Look below and pull out each line with the word "profil".

[RECORDS FOR THIS EXERCISE]
________________________
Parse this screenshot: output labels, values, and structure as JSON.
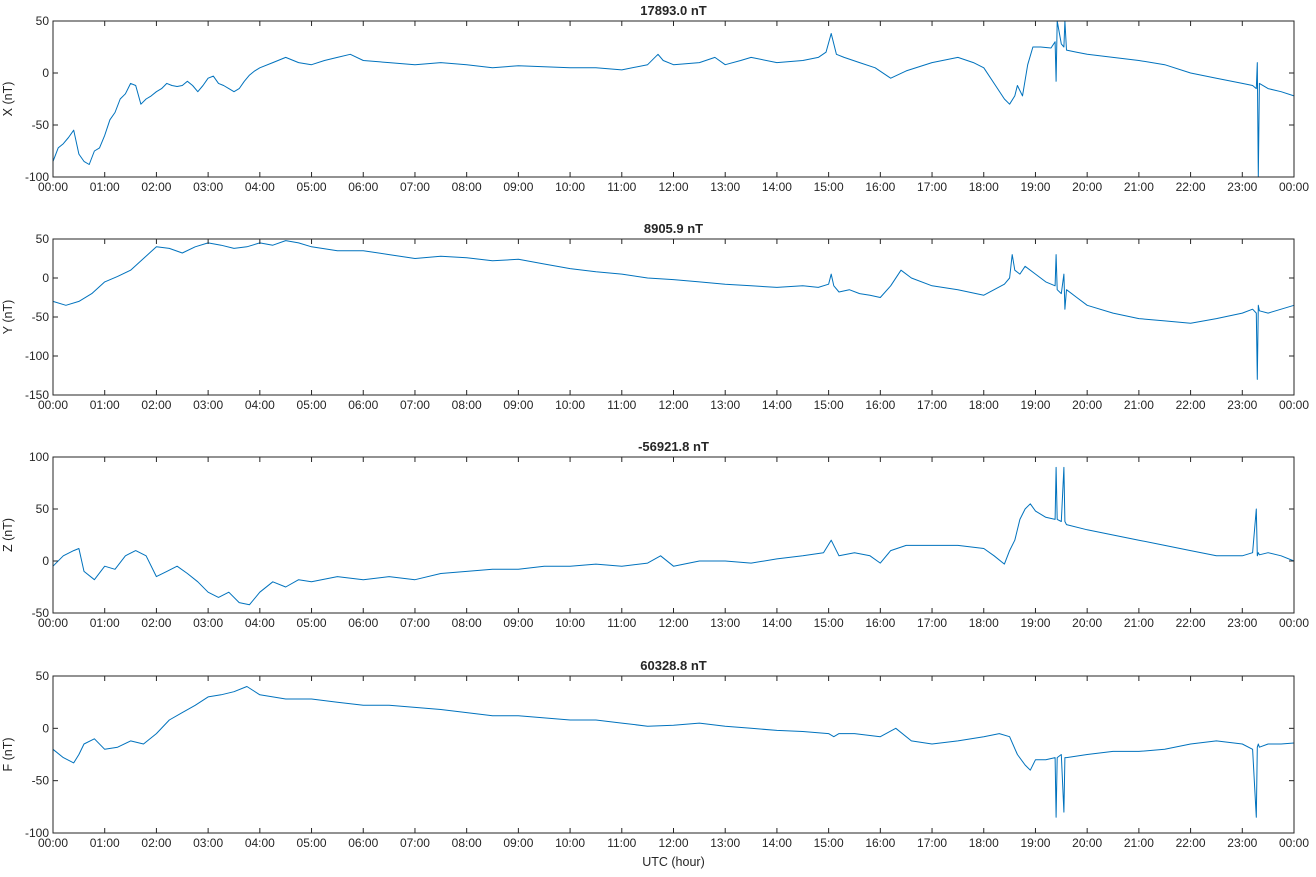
{
  "chart_data": [
    {
      "type": "line",
      "title": "17893.0 nT",
      "ylabel": "X (nT)",
      "xlabel": "",
      "ylim": [
        -100,
        50
      ],
      "yticks": [
        -100,
        -50,
        0,
        50
      ],
      "xlim": [
        0,
        24
      ],
      "xtick_labels": [
        "00:00",
        "01:00",
        "02:00",
        "03:00",
        "04:00",
        "05:00",
        "06:00",
        "07:00",
        "08:00",
        "09:00",
        "10:00",
        "11:00",
        "12:00",
        "13:00",
        "14:00",
        "15:00",
        "16:00",
        "17:00",
        "18:00",
        "19:00",
        "20:00",
        "21:00",
        "22:00",
        "23:00",
        "00:00"
      ],
      "grid": false,
      "color": "#0072BD",
      "series": [
        {
          "x": [
            0,
            0.1,
            0.2,
            0.3,
            0.4,
            0.5,
            0.6,
            0.7,
            0.8,
            0.9,
            1.0,
            1.1,
            1.2,
            1.3,
            1.4,
            1.5,
            1.6,
            1.7,
            1.8,
            1.9,
            2.0,
            2.1,
            2.2,
            2.3,
            2.4,
            2.5,
            2.6,
            2.7,
            2.8,
            2.9,
            3.0,
            3.1,
            3.2,
            3.3,
            3.4,
            3.5,
            3.6,
            3.7,
            3.8,
            3.9,
            4.0,
            4.25,
            4.5,
            4.75,
            5.0,
            5.25,
            5.5,
            5.75,
            6.0,
            6.5,
            7.0,
            7.5,
            8.0,
            8.5,
            9.0,
            9.5,
            10.0,
            10.5,
            11.0,
            11.5,
            11.7,
            11.8,
            12.0,
            12.5,
            12.8,
            13.0,
            13.3,
            13.5,
            14.0,
            14.5,
            14.8,
            14.95,
            15.05,
            15.15,
            15.3,
            15.6,
            15.9,
            16.2,
            16.5,
            17.0,
            17.5,
            17.8,
            18.0,
            18.2,
            18.4,
            18.5,
            18.6,
            18.65,
            18.75,
            18.85,
            18.95,
            19.1,
            19.3,
            19.38,
            19.4,
            19.42,
            19.5,
            19.55,
            19.57,
            19.6,
            19.8,
            20.0,
            20.5,
            21.0,
            21.5,
            22.0,
            22.5,
            23.0,
            23.2,
            23.27,
            23.29,
            23.31,
            23.33,
            23.5,
            23.75,
            24.0
          ],
          "y": [
            -85,
            -72,
            -68,
            -62,
            -55,
            -78,
            -85,
            -88,
            -75,
            -72,
            -60,
            -45,
            -38,
            -25,
            -20,
            -10,
            -12,
            -30,
            -25,
            -22,
            -18,
            -15,
            -10,
            -12,
            -13,
            -12,
            -8,
            -12,
            -18,
            -12,
            -5,
            -3,
            -10,
            -12,
            -15,
            -18,
            -15,
            -8,
            -2,
            2,
            5,
            10,
            15,
            10,
            8,
            12,
            15,
            18,
            12,
            10,
            8,
            10,
            8,
            5,
            7,
            6,
            5,
            5,
            3,
            8,
            18,
            12,
            8,
            10,
            15,
            8,
            12,
            15,
            10,
            12,
            15,
            20,
            38,
            18,
            15,
            10,
            5,
            -5,
            2,
            10,
            15,
            10,
            5,
            -10,
            -25,
            -30,
            -22,
            -12,
            -22,
            8,
            25,
            25,
            24,
            30,
            -8,
            50,
            28,
            25,
            50,
            22,
            20,
            18,
            15,
            12,
            8,
            0,
            -5,
            -10,
            -12,
            -15,
            10,
            -100,
            -10,
            -15,
            -18,
            -22
          ]
        }
      ]
    },
    {
      "type": "line",
      "title": "8905.9 nT",
      "ylabel": "Y (nT)",
      "xlabel": "",
      "ylim": [
        -150,
        50
      ],
      "yticks": [
        -150,
        -100,
        -50,
        0,
        50
      ],
      "xlim": [
        0,
        24
      ],
      "xtick_labels": [
        "00:00",
        "01:00",
        "02:00",
        "03:00",
        "04:00",
        "05:00",
        "06:00",
        "07:00",
        "08:00",
        "09:00",
        "10:00",
        "11:00",
        "12:00",
        "13:00",
        "14:00",
        "15:00",
        "16:00",
        "17:00",
        "18:00",
        "19:00",
        "20:00",
        "21:00",
        "22:00",
        "23:00",
        "00:00"
      ],
      "grid": false,
      "color": "#0072BD",
      "series": [
        {
          "x": [
            0,
            0.25,
            0.5,
            0.75,
            1.0,
            1.25,
            1.5,
            1.75,
            2.0,
            2.25,
            2.5,
            2.75,
            3.0,
            3.25,
            3.5,
            3.75,
            4.0,
            4.25,
            4.5,
            4.75,
            5.0,
            5.5,
            6.0,
            6.5,
            7.0,
            7.5,
            8.0,
            8.5,
            9.0,
            9.5,
            10.0,
            10.5,
            11.0,
            11.5,
            12.0,
            12.5,
            13.0,
            13.5,
            14.0,
            14.5,
            14.8,
            15.0,
            15.05,
            15.1,
            15.2,
            15.4,
            15.6,
            15.8,
            16.0,
            16.2,
            16.4,
            16.6,
            17.0,
            17.5,
            18.0,
            18.2,
            18.4,
            18.5,
            18.55,
            18.6,
            18.7,
            18.8,
            19.0,
            19.2,
            19.38,
            19.4,
            19.42,
            19.5,
            19.55,
            19.57,
            19.6,
            19.8,
            20.0,
            20.5,
            21.0,
            21.5,
            22.0,
            22.5,
            23.0,
            23.2,
            23.27,
            23.29,
            23.31,
            23.33,
            23.5,
            23.75,
            24.0
          ],
          "y": [
            -30,
            -35,
            -30,
            -20,
            -5,
            2,
            10,
            25,
            40,
            38,
            32,
            40,
            45,
            42,
            38,
            40,
            45,
            42,
            48,
            45,
            40,
            35,
            35,
            30,
            25,
            28,
            26,
            22,
            24,
            18,
            12,
            8,
            5,
            0,
            -2,
            -5,
            -8,
            -10,
            -12,
            -10,
            -12,
            -8,
            5,
            -10,
            -18,
            -15,
            -20,
            -22,
            -25,
            -10,
            10,
            0,
            -10,
            -15,
            -22,
            -15,
            -8,
            0,
            30,
            10,
            5,
            15,
            5,
            -5,
            -10,
            30,
            -15,
            -20,
            5,
            -40,
            -15,
            -25,
            -35,
            -45,
            -52,
            -55,
            -58,
            -52,
            -45,
            -40,
            -45,
            -130,
            -35,
            -42,
            -45,
            -40,
            -35
          ]
        }
      ]
    },
    {
      "type": "line",
      "title": "-56921.8 nT",
      "ylabel": "Z (nT)",
      "xlabel": "",
      "ylim": [
        -50,
        100
      ],
      "yticks": [
        -50,
        0,
        50,
        100
      ],
      "xlim": [
        0,
        24
      ],
      "xtick_labels": [
        "00:00",
        "01:00",
        "02:00",
        "03:00",
        "04:00",
        "05:00",
        "06:00",
        "07:00",
        "08:00",
        "09:00",
        "10:00",
        "11:00",
        "12:00",
        "13:00",
        "14:00",
        "15:00",
        "16:00",
        "17:00",
        "18:00",
        "19:00",
        "20:00",
        "21:00",
        "22:00",
        "23:00",
        "00:00"
      ],
      "grid": false,
      "color": "#0072BD",
      "series": [
        {
          "x": [
            0,
            0.2,
            0.4,
            0.5,
            0.6,
            0.8,
            1.0,
            1.2,
            1.4,
            1.6,
            1.8,
            2.0,
            2.2,
            2.4,
            2.6,
            2.8,
            3.0,
            3.2,
            3.4,
            3.6,
            3.8,
            4.0,
            4.25,
            4.5,
            4.75,
            5.0,
            5.5,
            6.0,
            6.5,
            7.0,
            7.5,
            8.0,
            8.5,
            9.0,
            9.5,
            10.0,
            10.5,
            11.0,
            11.5,
            11.75,
            12.0,
            12.5,
            13.0,
            13.5,
            14.0,
            14.5,
            14.9,
            15.05,
            15.2,
            15.5,
            15.8,
            16.0,
            16.2,
            16.5,
            17.0,
            17.5,
            18.0,
            18.2,
            18.4,
            18.5,
            18.6,
            18.7,
            18.8,
            18.9,
            19.0,
            19.2,
            19.38,
            19.4,
            19.42,
            19.5,
            19.55,
            19.57,
            19.6,
            20.0,
            20.5,
            21.0,
            21.5,
            22.0,
            22.5,
            23.0,
            23.2,
            23.27,
            23.29,
            23.31,
            23.33,
            23.5,
            23.75,
            24.0
          ],
          "y": [
            -5,
            5,
            10,
            12,
            -10,
            -18,
            -5,
            -8,
            5,
            10,
            5,
            -15,
            -10,
            -5,
            -12,
            -20,
            -30,
            -35,
            -30,
            -40,
            -42,
            -30,
            -20,
            -25,
            -18,
            -20,
            -15,
            -18,
            -15,
            -18,
            -12,
            -10,
            -8,
            -8,
            -5,
            -5,
            -3,
            -5,
            -2,
            5,
            -5,
            0,
            0,
            -2,
            2,
            5,
            8,
            20,
            5,
            8,
            5,
            -2,
            10,
            15,
            15,
            15,
            12,
            5,
            -3,
            10,
            20,
            40,
            50,
            55,
            48,
            42,
            40,
            90,
            40,
            38,
            90,
            38,
            35,
            30,
            25,
            20,
            15,
            10,
            5,
            5,
            8,
            50,
            5,
            8,
            6,
            8,
            5,
            0
          ]
        }
      ]
    },
    {
      "type": "line",
      "title": "60328.8 nT",
      "ylabel": "F (nT)",
      "xlabel": "UTC (hour)",
      "ylim": [
        -100,
        50
      ],
      "yticks": [
        -100,
        -50,
        0,
        50
      ],
      "xlim": [
        0,
        24
      ],
      "xtick_labels": [
        "00:00",
        "01:00",
        "02:00",
        "03:00",
        "04:00",
        "05:00",
        "06:00",
        "07:00",
        "08:00",
        "09:00",
        "10:00",
        "11:00",
        "12:00",
        "13:00",
        "14:00",
        "15:00",
        "16:00",
        "17:00",
        "18:00",
        "19:00",
        "20:00",
        "21:00",
        "22:00",
        "23:00",
        "00:00"
      ],
      "grid": false,
      "color": "#0072BD",
      "series": [
        {
          "x": [
            0,
            0.2,
            0.4,
            0.5,
            0.6,
            0.8,
            1.0,
            1.25,
            1.5,
            1.75,
            2.0,
            2.25,
            2.5,
            2.75,
            3.0,
            3.25,
            3.5,
            3.75,
            4.0,
            4.5,
            5.0,
            5.5,
            6.0,
            6.5,
            7.0,
            7.5,
            8.0,
            8.5,
            9.0,
            9.5,
            10.0,
            10.5,
            11.0,
            11.5,
            12.0,
            12.5,
            13.0,
            13.5,
            14.0,
            14.5,
            15.0,
            15.1,
            15.2,
            15.5,
            16.0,
            16.3,
            16.6,
            17.0,
            17.5,
            18.0,
            18.3,
            18.5,
            18.65,
            18.8,
            18.9,
            19.0,
            19.2,
            19.38,
            19.4,
            19.42,
            19.5,
            19.55,
            19.57,
            19.6,
            20.0,
            20.5,
            21.0,
            21.5,
            22.0,
            22.5,
            23.0,
            23.2,
            23.27,
            23.29,
            23.31,
            23.33,
            23.5,
            23.75,
            24.0
          ],
          "y": [
            -20,
            -28,
            -33,
            -25,
            -15,
            -10,
            -20,
            -18,
            -12,
            -15,
            -5,
            8,
            15,
            22,
            30,
            32,
            35,
            40,
            32,
            28,
            28,
            25,
            22,
            22,
            20,
            18,
            15,
            12,
            12,
            10,
            8,
            8,
            5,
            2,
            3,
            5,
            2,
            0,
            -2,
            -3,
            -5,
            -8,
            -5,
            -5,
            -8,
            0,
            -12,
            -15,
            -12,
            -8,
            -5,
            -8,
            -25,
            -35,
            -40,
            -30,
            -30,
            -28,
            -85,
            -28,
            -25,
            -80,
            -28,
            -28,
            -25,
            -22,
            -22,
            -20,
            -15,
            -12,
            -15,
            -20,
            -85,
            -18,
            -15,
            -18,
            -15,
            -15,
            -14
          ]
        }
      ]
    }
  ]
}
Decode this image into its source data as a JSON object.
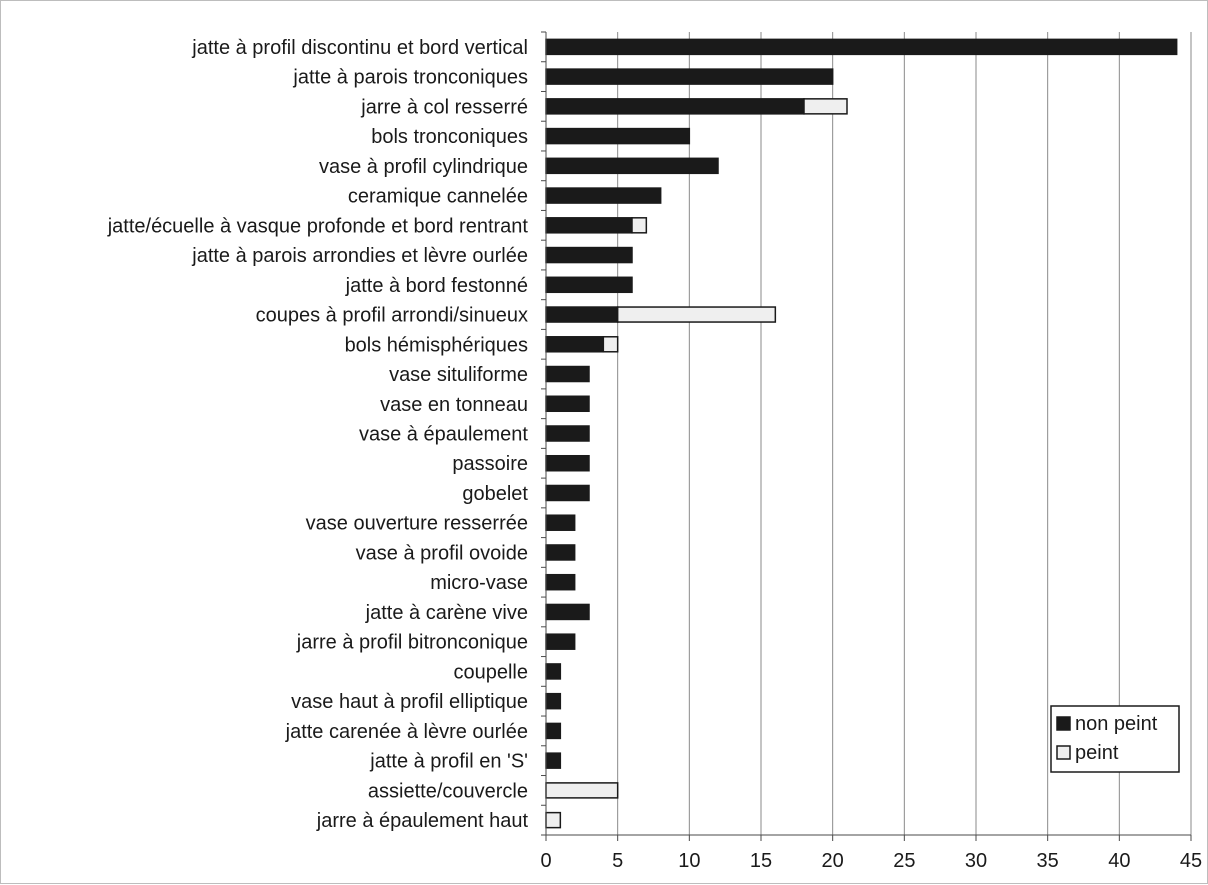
{
  "chart_data": {
    "type": "bar",
    "orientation": "horizontal",
    "stacked": true,
    "title": "",
    "xlabel": "",
    "ylabel": "",
    "xlim": [
      0,
      45
    ],
    "x_ticks": [
      "0",
      "5",
      "10",
      "15",
      "20",
      "25",
      "30",
      "35",
      "40",
      "45"
    ],
    "grid": "vertical gridlines",
    "legend_position": "bottom-right",
    "categories": [
      "jatte à profil discontinu et bord vertical",
      "jatte à parois tronconiques",
      "jarre à col resserré",
      "bols tronconiques",
      "vase à profil cylindrique",
      "ceramique cannelée",
      "jatte/écuelle à vasque profonde et bord rentrant",
      "jatte à parois arrondies et lèvre ourlée",
      "jatte à bord festonné",
      "coupes à profil arrondi/sinueux",
      "bols hémisphériques",
      "vase situliforme",
      "vase en tonneau",
      "vase à épaulement",
      "passoire",
      "gobelet",
      "vase ouverture resserrée",
      "vase à profil ovoide",
      "micro-vase",
      "jatte à carène vive",
      "jarre à profil bitronconique",
      "coupelle",
      "vase haut à profil elliptique",
      "jatte carenée à lèvre ourlée",
      "jatte à profil en 'S'",
      "assiette/couvercle",
      "jarre à épaulement haut"
    ],
    "series": [
      {
        "name": "non peint",
        "color": "#1a1a1a",
        "values": [
          44,
          20,
          18,
          10,
          12,
          8,
          6,
          6,
          6,
          5,
          4,
          3,
          3,
          3,
          3,
          3,
          2,
          2,
          2,
          3,
          2,
          1,
          1,
          1,
          1,
          0,
          0
        ]
      },
      {
        "name": "peint",
        "color": "#efefef",
        "values": [
          0,
          0,
          3,
          0,
          0,
          0,
          1,
          0,
          0,
          11,
          1,
          0,
          0,
          0,
          0,
          0,
          0,
          0,
          0,
          0,
          0,
          0,
          0,
          0,
          0,
          5,
          1
        ]
      }
    ]
  }
}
________________________
[ANSWER]
      "jatte à profil discontinu et bord vertical",
      "vase à profil cylindrique",
      "coupes à profil arrondi/sinueux",
      "vase à profil ovoide",
      "jarre à profil bitronconique",
      "vase haut à profil elliptique",
      "jatte à profil en 'S'",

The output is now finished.